**SHORT EXERCISE**
Extract the listing in its entirety, keeping each line identical to the original.

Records
= = = =
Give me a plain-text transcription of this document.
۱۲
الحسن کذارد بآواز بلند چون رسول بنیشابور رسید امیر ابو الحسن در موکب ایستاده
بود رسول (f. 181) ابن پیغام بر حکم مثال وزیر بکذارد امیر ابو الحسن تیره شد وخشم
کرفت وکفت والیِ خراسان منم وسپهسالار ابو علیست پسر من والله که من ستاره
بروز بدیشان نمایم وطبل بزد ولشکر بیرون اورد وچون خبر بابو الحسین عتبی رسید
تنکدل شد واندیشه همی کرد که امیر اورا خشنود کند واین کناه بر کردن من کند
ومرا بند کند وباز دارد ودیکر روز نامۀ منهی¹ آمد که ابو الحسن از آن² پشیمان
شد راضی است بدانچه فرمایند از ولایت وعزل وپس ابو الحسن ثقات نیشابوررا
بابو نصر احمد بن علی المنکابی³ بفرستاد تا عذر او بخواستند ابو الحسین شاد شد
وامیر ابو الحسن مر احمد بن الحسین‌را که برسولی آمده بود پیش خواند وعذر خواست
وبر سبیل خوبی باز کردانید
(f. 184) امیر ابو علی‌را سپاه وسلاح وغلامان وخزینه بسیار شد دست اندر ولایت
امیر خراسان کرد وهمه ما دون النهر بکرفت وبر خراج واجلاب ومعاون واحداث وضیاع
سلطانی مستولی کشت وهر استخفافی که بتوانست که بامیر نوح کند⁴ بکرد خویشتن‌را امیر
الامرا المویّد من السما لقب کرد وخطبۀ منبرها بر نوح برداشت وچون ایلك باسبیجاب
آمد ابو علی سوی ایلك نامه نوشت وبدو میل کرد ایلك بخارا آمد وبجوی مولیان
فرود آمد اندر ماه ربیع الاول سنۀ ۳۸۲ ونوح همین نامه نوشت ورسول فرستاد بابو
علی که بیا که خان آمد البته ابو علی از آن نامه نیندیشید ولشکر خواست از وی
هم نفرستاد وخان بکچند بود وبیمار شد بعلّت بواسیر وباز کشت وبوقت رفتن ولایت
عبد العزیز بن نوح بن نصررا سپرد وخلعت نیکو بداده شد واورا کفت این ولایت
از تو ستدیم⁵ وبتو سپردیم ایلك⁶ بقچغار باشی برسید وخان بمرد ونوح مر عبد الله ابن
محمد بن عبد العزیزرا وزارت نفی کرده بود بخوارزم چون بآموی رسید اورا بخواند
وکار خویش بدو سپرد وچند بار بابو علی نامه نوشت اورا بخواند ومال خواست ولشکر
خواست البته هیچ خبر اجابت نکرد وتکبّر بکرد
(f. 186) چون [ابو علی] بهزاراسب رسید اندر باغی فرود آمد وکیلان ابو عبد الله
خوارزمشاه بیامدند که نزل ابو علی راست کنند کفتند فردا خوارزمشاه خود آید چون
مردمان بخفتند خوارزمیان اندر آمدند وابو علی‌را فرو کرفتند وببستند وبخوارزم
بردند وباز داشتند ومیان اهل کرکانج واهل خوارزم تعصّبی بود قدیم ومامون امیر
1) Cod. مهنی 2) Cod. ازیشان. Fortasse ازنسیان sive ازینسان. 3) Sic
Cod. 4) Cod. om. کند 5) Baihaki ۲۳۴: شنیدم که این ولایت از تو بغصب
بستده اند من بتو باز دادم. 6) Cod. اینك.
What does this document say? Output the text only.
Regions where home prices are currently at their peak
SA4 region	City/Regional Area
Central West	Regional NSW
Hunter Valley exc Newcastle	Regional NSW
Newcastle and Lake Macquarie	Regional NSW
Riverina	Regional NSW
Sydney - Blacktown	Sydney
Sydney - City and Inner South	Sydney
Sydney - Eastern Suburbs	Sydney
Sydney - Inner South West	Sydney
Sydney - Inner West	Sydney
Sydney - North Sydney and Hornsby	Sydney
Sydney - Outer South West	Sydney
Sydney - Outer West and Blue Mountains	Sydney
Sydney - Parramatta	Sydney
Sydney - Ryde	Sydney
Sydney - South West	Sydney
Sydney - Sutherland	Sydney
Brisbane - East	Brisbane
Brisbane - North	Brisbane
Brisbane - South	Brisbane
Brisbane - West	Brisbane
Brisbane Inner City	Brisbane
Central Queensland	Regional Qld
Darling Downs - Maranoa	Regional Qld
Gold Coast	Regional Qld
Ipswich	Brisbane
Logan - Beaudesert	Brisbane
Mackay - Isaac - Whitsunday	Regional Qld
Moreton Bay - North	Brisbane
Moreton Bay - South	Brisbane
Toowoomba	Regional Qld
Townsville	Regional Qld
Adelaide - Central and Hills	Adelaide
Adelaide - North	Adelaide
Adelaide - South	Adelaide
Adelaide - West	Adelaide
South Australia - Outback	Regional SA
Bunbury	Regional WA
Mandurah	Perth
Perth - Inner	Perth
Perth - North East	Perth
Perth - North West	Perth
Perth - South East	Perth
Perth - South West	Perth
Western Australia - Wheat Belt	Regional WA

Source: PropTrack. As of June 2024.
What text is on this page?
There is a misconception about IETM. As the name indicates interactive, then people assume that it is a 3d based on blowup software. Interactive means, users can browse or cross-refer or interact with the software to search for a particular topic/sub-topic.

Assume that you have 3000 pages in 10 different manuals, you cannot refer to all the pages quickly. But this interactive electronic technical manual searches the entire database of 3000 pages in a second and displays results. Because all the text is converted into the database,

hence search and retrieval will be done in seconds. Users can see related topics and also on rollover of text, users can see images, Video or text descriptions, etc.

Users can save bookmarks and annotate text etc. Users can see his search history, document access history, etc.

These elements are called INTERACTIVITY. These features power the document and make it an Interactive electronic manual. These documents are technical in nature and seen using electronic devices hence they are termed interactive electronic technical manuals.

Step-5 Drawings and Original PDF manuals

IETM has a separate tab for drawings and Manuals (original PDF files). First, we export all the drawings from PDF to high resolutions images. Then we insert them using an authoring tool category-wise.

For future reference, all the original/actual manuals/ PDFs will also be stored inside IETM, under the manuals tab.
= = = =
**RESULT OF THIS EXERCISE**
Give me a plain-text transcription of this document.
۱۲
الحسن کذارد بآواز بلند چون رسول بنیشابور رسید امیر ابو الحسن در موکب ایستاده
بود رسول (f. 181) ابن پیغام بر حکم مثال وزیر بکذارد امیر ابو الحسن تیره شد وخشم
کرفت وکفت والیِ خراسان منم وسپهسالار ابو علیست پسر من والله که من ستاره
بروز بدیشان نمایم وطبل بزد ولشکر بیرون اورد وچون خبر بابو الحسین عتبی رسید
تنکدل شد واندیشه همی کرد که امیر اورا خشنود کند واین کناه بر کردن من کند
ومرا بند کند وباز دارد ودیکر روز نامۀ منهی¹ آمد که ابو الحسن از آن² پشیمان
شد راضی است بدانچه فرمایند از ولایت وعزل وپس ابو الحسن ثقات نیشابوررا
بابو نصر احمد بن علی المنکابی³ بفرستاد تا عذر او بخواستند ابو الحسین شاد شد
وامیر ابو الحسن مر احمد بن الحسین‌را که برسولی آمده بود پیش خواند وعذر خواست
وبر سبیل خوبی باز کردانید
(f. 184) امیر ابو علی‌را سپاه وسلاح وغلامان وخزینه بسیار شد دست اندر ولایت
امیر خراسان کرد وهمه ما دون النهر بکرفت وبر خراج واجلاب ومعاون واحداث وضیاع
سلطانی مستولی کشت وهر استخفافی که بتوانست که بامیر نوح کند⁴ بکرد خویشتن‌را امیر
الامرا المویّد من السما لقب کرد وخطبۀ منبرها بر نوح برداشت وچون ایلك باسبیجاب
آمد ابو علی سوی ایلك نامه نوشت وبدو میل کرد ایلك بخارا آمد وبجوی مولیان
فرود آمد اندر ماه ربیع الاول سنۀ ۳۸۲ ونوح همین نامه نوشت ورسول فرستاد بابو
علی که بیا که خان آمد البته ابو علی از آن نامه نیندیشید ولشکر خواست از وی
هم نفرستاد وخان بکچند بود وبیمار شد بعلّت بواسیر وباز کشت وبوقت رفتن ولایت
عبد العزیز بن نوح بن نصررا سپرد وخلعت نیکو بداده شد واورا کفت این ولایت
از تو ستدیم⁵ وبتو سپردیم ایلك⁶ بقچغار باشی برسید وخان بمرد ونوح مر عبد الله ابن
محمد بن عبد العزیزرا وزارت نفی کرده بود بخوارزم چون بآموی رسید اورا بخواند
وکار خویش بدو سپرد وچند بار بابو علی نامه نوشت اورا بخواند ومال خواست ولشکر
خواست البته هیچ خبر اجابت نکرد وتکبّر بکرد
(f. 186) چون [ابو علی] بهزاراسب رسید اندر باغی فرود آمد وکیلان ابو عبد الله
خوارزمشاه بیامدند که نزل ابو علی راست کنند کفتند فردا خوارزمشاه خود آید چون
مردمان بخفتند خوارزمیان اندر آمدند وابو علی‌را فرو کرفتند وببستند وبخوارزم
بردند وباز داشتند ومیان اهل کرکانج واهل خوارزم تعصّبی بود قدیم ومامون امیر
1) Cod. مهنی 2) Cod. ازیشان. Fortasse ازنسیان sive ازینسان. 3) Sic
Cod. 4) Cod. om. کند 5) Baihaki ۲۳۴: شنیدم که این ولایت از تو بغصب
بستده اند من بتو باز دادم. 6) Cod. اینك.
What does this document say? Output the text only.
Regions where home prices are currently at their peak
SA4 region	City/Regional Area
Central West	Regional NSW
Hunter Valley exc Newcastle	Regional NSW
Newcastle and Lake Macquarie	Regional NSW
Riverina	Regional NSW
Sydney - Blacktown	Sydney
Sydney - City and Inner South	Sydney
Sydney - Eastern Suburbs	Sydney
Sydney - Inner South West	Sydney
Sydney - Inner West	Sydney
Sydney - North Sydney and Hornsby	Sydney
Sydney - Outer South West	Sydney
Sydney - Outer West and Blue Mountains	Sydney
Sydney - Parramatta	Sydney
Sydney - Ryde	Sydney
Sydney - South West	Sydney
Sydney - Sutherland	Sydney
Brisbane - East	Brisbane
Brisbane - North	Brisbane
Brisbane - South	Brisbane
Brisbane - West	Brisbane
Brisbane Inner City	Brisbane
Central Queensland	Regional Qld
Darling Downs - Maranoa	Regional Qld
Gold Coast	Regional Qld
Ipswich	Brisbane
Logan - Beaudesert	Brisbane
Mackay - Isaac - Whitsunday	Regional Qld
Moreton Bay - North	Brisbane
Moreton Bay - South	Brisbane
Toowoomba	Regional Qld
Townsville	Regional Qld
Adelaide - Central and Hills	Adelaide
Adelaide - North	Adelaide
Adelaide - South	Adelaide
Adelaide - West	Adelaide
South Australia - Outback	Regional SA
Bunbury	Regional WA
Mandurah	Perth
Perth - Inner	Perth
Perth - North East	Perth
Perth - North West	Perth
Perth - South East	Perth
Perth - South West	Perth
Western Australia - Wheat Belt	Regional WA

Source: PropTrack. As of June 2024.
What text is on this page?
There is a misconception about IETM. As the name indicates interactive, then people assume that it is a 3d based on blowup software. Interactive means, users can browse or cross-refer or interact with the software to search for a particular topic/sub-topic.

Assume that you have 3000 pages in 10 different manuals, you cannot refer to all the pages quickly. But this interactive electronic technical manual searches the entire database of 3000 pages in a second and displays results. Because all the text is converted into the database,

hence search and retrieval will be done in seconds. Users can see related topics and also on rollover of text, users can see images, Video or text descriptions, etc.

Users can save bookmarks and annotate text etc. Users can see his search history, document access history, etc.

These elements are called INTERACTIVITY. These features power the document and make it an Interactive electronic manual. These documents are technical in nature and seen using electronic devices hence they are termed interactive electronic technical manuals.

Step-5 Drawings and Original PDF manuals

IETM has a separate tab for drawings and Manuals (original PDF files). First, we export all the drawings from PDF to high resolutions images. Then we insert them using an authoring tool category-wise.

For future reference, all the original/actual manuals/ PDFs will also be stored inside IETM, under the manuals tab.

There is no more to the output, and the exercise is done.